[Chart and figure data]
>>>
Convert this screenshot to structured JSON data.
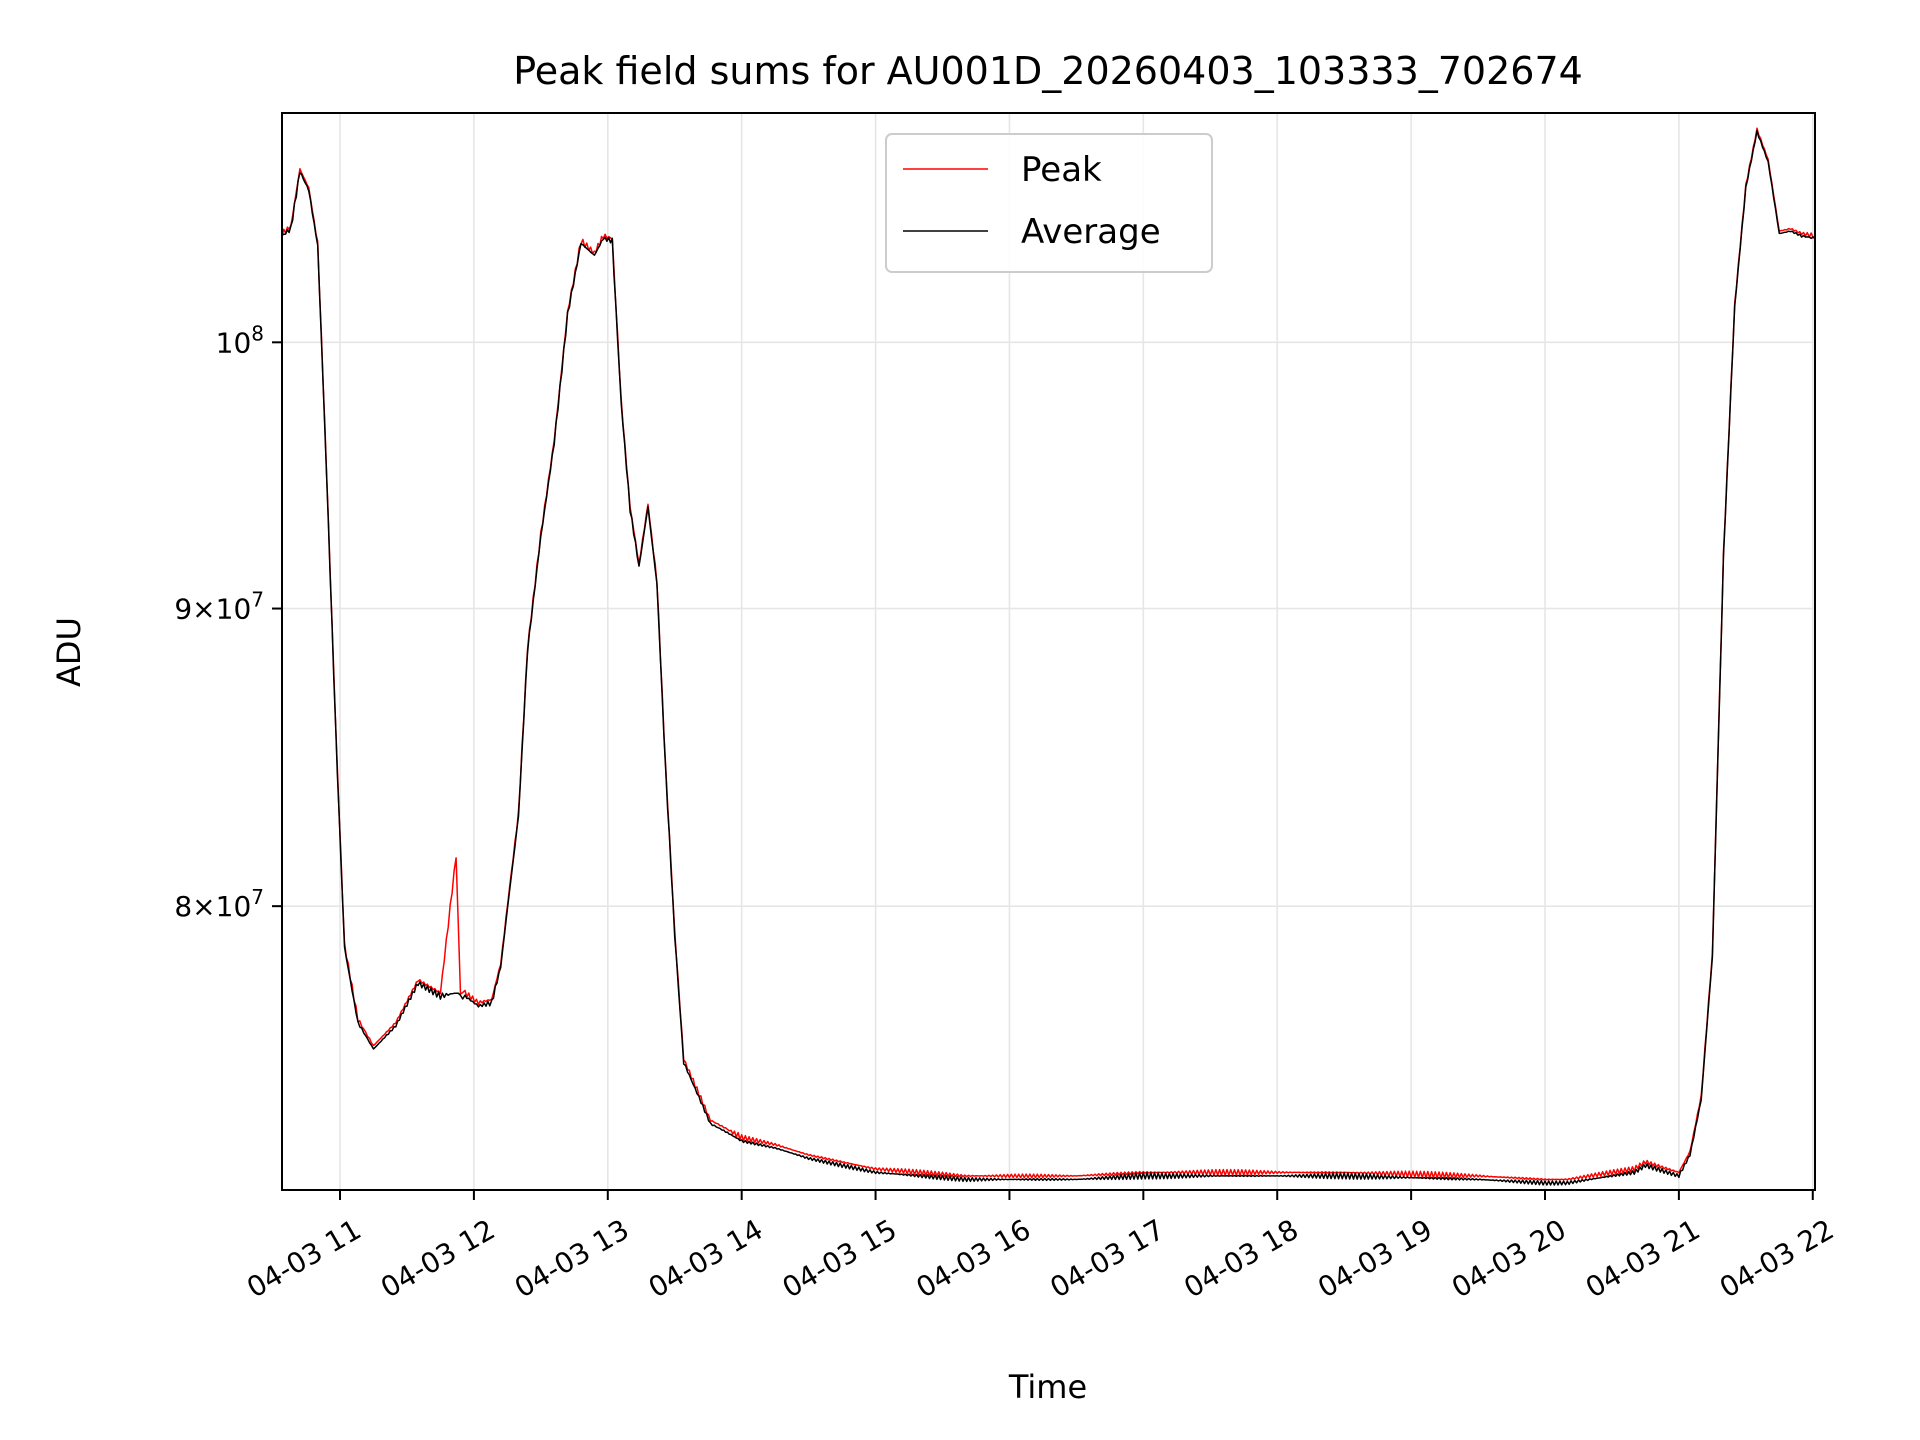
{
  "chart_data": {
    "type": "line",
    "title": "Peak field sums for AU001D_20260403_103333_702674",
    "xlabel": "Time",
    "ylabel": "ADU",
    "xlim": [
      "04-03 10:34",
      "04-03 22:01"
    ],
    "ylim": [
      71500000,
      109500000
    ],
    "yscale": "log",
    "grid": true,
    "legend": "upper center",
    "x_ticks": [
      "04-03 11",
      "04-03 12",
      "04-03 13",
      "04-03 14",
      "04-03 15",
      "04-03 16",
      "04-03 17",
      "04-03 18",
      "04-03 19",
      "04-03 20",
      "04-03 21",
      "04-03 22"
    ],
    "y_ticks": [
      {
        "value": 80000000,
        "mantissa": "8",
        "exponent": "7",
        "label": "8×10^7"
      },
      {
        "value": 90000000,
        "mantissa": "9",
        "exponent": "7",
        "label": "9×10^7"
      },
      {
        "value": 100000000,
        "mantissa": "",
        "exponent": "8",
        "label": "10^8"
      }
    ],
    "x": [
      "10:34",
      "10:38",
      "10:42",
      "10:46",
      "10:50",
      "10:54",
      "10:58",
      "11:02",
      "11:08",
      "11:15",
      "11:25",
      "11:35",
      "11:45",
      "11:52",
      "11:54",
      "11:56",
      "12:02",
      "12:08",
      "12:12",
      "12:16",
      "12:20",
      "12:24",
      "12:30",
      "12:36",
      "12:42",
      "12:48",
      "12:54",
      "12:58",
      "13:02",
      "13:06",
      "13:10",
      "13:14",
      "13:18",
      "13:22",
      "13:26",
      "13:30",
      "13:34",
      "13:40",
      "13:46",
      "13:52",
      "14:00",
      "14:15",
      "14:30",
      "14:45",
      "15:00",
      "15:20",
      "15:40",
      "16:00",
      "16:30",
      "17:00",
      "17:30",
      "18:00",
      "18:30",
      "19:00",
      "19:30",
      "19:45",
      "20:00",
      "20:10",
      "20:20",
      "20:30",
      "20:40",
      "20:45",
      "20:50",
      "20:55",
      "21:00",
      "21:05",
      "21:10",
      "21:15",
      "21:20",
      "21:25",
      "21:30",
      "21:35",
      "21:40",
      "21:45",
      "21:50",
      "21:55",
      "22:01"
    ],
    "series": [
      {
        "name": "Peak",
        "color": "#ff0000",
        "values": [
          104400000,
          104700000,
          107100000,
          106300000,
          104000000,
          95000000,
          86000000,
          78800000,
          76500000,
          75700000,
          76400000,
          77700000,
          77300000,
          81600000,
          77300000,
          77300000,
          77000000,
          77100000,
          78200000,
          80600000,
          83000000,
          88600000,
          92700000,
          96200000,
          101200000,
          104100000,
          103600000,
          104300000,
          104200000,
          97700000,
          93700000,
          91600000,
          93800000,
          91000000,
          84400000,
          79200000,
          75300000,
          74400000,
          73500000,
          73300000,
          73000000,
          72800000,
          72500000,
          72300000,
          72100000,
          72000000,
          71900000,
          71900000,
          71900000,
          72000000,
          72000000,
          72000000,
          72000000,
          71950000,
          71900000,
          71850000,
          71800000,
          71800000,
          71900000,
          72000000,
          72100000,
          72300000,
          72200000,
          72100000,
          72000000,
          72600000,
          74200000,
          78500000,
          92000000,
          101500000,
          106400000,
          108800000,
          107500000,
          104500000,
          104600000,
          104400000,
          104300000
        ]
      },
      {
        "name": "Average",
        "color": "#000000",
        "values": [
          104300000,
          104600000,
          107000000,
          106200000,
          103900000,
          94900000,
          85900000,
          78700000,
          76400000,
          75600000,
          76300000,
          77600000,
          77200000,
          77300000,
          77200000,
          77200000,
          76900000,
          77000000,
          78100000,
          80500000,
          82900000,
          88500000,
          92600000,
          96100000,
          101100000,
          104000000,
          103500000,
          104200000,
          104100000,
          97600000,
          93600000,
          91500000,
          93700000,
          90900000,
          84300000,
          79100000,
          75200000,
          74300000,
          73400000,
          73200000,
          72900000,
          72700000,
          72400000,
          72200000,
          72000000,
          71900000,
          71800000,
          71800000,
          71800000,
          71900000,
          71900000,
          71900000,
          71900000,
          71850000,
          71800000,
          71750000,
          71700000,
          71700000,
          71800000,
          71900000,
          72000000,
          72200000,
          72100000,
          72000000,
          71900000,
          72500000,
          74100000,
          78400000,
          91900000,
          101400000,
          106300000,
          108700000,
          107400000,
          104400000,
          104500000,
          104300000,
          104200000
        ]
      }
    ]
  }
}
<<<
* **Work required**: Output the entries above exactly, without their pictures.

* **Output**:
Convert this screenshot to structured JSON data.
{
  "chart_data": {
    "type": "line",
    "title": "Peak field sums for AU001D_20260403_103333_702674",
    "xlabel": "Time",
    "ylabel": "ADU",
    "xlim": [
      "04-03 10:34",
      "04-03 22:01"
    ],
    "ylim": [
      71500000,
      109500000
    ],
    "yscale": "log",
    "grid": true,
    "legend": "upper center",
    "x_ticks": [
      "04-03 11",
      "04-03 12",
      "04-03 13",
      "04-03 14",
      "04-03 15",
      "04-03 16",
      "04-03 17",
      "04-03 18",
      "04-03 19",
      "04-03 20",
      "04-03 21",
      "04-03 22"
    ],
    "y_ticks": [
      {
        "value": 80000000,
        "mantissa": "8",
        "exponent": "7",
        "label": "8×10^7"
      },
      {
        "value": 90000000,
        "mantissa": "9",
        "exponent": "7",
        "label": "9×10^7"
      },
      {
        "value": 100000000,
        "mantissa": "",
        "exponent": "8",
        "label": "10^8"
      }
    ],
    "x": [
      "10:34",
      "10:38",
      "10:42",
      "10:46",
      "10:50",
      "10:54",
      "10:58",
      "11:02",
      "11:08",
      "11:15",
      "11:25",
      "11:35",
      "11:45",
      "11:52",
      "11:54",
      "11:56",
      "12:02",
      "12:08",
      "12:12",
      "12:16",
      "12:20",
      "12:24",
      "12:30",
      "12:36",
      "12:42",
      "12:48",
      "12:54",
      "12:58",
      "13:02",
      "13:06",
      "13:10",
      "13:14",
      "13:18",
      "13:22",
      "13:26",
      "13:30",
      "13:34",
      "13:40",
      "13:46",
      "13:52",
      "14:00",
      "14:15",
      "14:30",
      "14:45",
      "15:00",
      "15:20",
      "15:40",
      "16:00",
      "16:30",
      "17:00",
      "17:30",
      "18:00",
      "18:30",
      "19:00",
      "19:30",
      "19:45",
      "20:00",
      "20:10",
      "20:20",
      "20:30",
      "20:40",
      "20:45",
      "20:50",
      "20:55",
      "21:00",
      "21:05",
      "21:10",
      "21:15",
      "21:20",
      "21:25",
      "21:30",
      "21:35",
      "21:40",
      "21:45",
      "21:50",
      "21:55",
      "22:01"
    ],
    "series": [
      {
        "name": "Peak",
        "color": "#ff0000",
        "values": [
          104400000,
          104700000,
          107100000,
          106300000,
          104000000,
          95000000,
          86000000,
          78800000,
          76500000,
          75700000,
          76400000,
          77700000,
          77300000,
          81600000,
          77300000,
          77300000,
          77000000,
          77100000,
          78200000,
          80600000,
          83000000,
          88600000,
          92700000,
          96200000,
          101200000,
          104100000,
          103600000,
          104300000,
          104200000,
          97700000,
          93700000,
          91600000,
          93800000,
          91000000,
          84400000,
          79200000,
          75300000,
          74400000,
          73500000,
          73300000,
          73000000,
          72800000,
          72500000,
          72300000,
          72100000,
          72000000,
          71900000,
          71900000,
          71900000,
          72000000,
          72000000,
          72000000,
          72000000,
          71950000,
          71900000,
          71850000,
          71800000,
          71800000,
          71900000,
          72000000,
          72100000,
          72300000,
          72200000,
          72100000,
          72000000,
          72600000,
          74200000,
          78500000,
          92000000,
          101500000,
          106400000,
          108800000,
          107500000,
          104500000,
          104600000,
          104400000,
          104300000
        ]
      },
      {
        "name": "Average",
        "color": "#000000",
        "values": [
          104300000,
          104600000,
          107000000,
          106200000,
          103900000,
          94900000,
          85900000,
          78700000,
          76400000,
          75600000,
          76300000,
          77600000,
          77200000,
          77300000,
          77200000,
          77200000,
          76900000,
          77000000,
          78100000,
          80500000,
          82900000,
          88500000,
          92600000,
          96100000,
          101100000,
          104000000,
          103500000,
          104200000,
          104100000,
          97600000,
          93600000,
          91500000,
          93700000,
          90900000,
          84300000,
          79100000,
          75200000,
          74300000,
          73400000,
          73200000,
          72900000,
          72700000,
          72400000,
          72200000,
          72000000,
          71900000,
          71800000,
          71800000,
          71800000,
          71900000,
          71900000,
          71900000,
          71900000,
          71850000,
          71800000,
          71750000,
          71700000,
          71700000,
          71800000,
          71900000,
          72000000,
          72200000,
          72100000,
          72000000,
          71900000,
          72500000,
          74100000,
          78400000,
          91900000,
          101400000,
          106300000,
          108700000,
          107400000,
          104400000,
          104500000,
          104300000,
          104200000
        ]
      }
    ]
  }
}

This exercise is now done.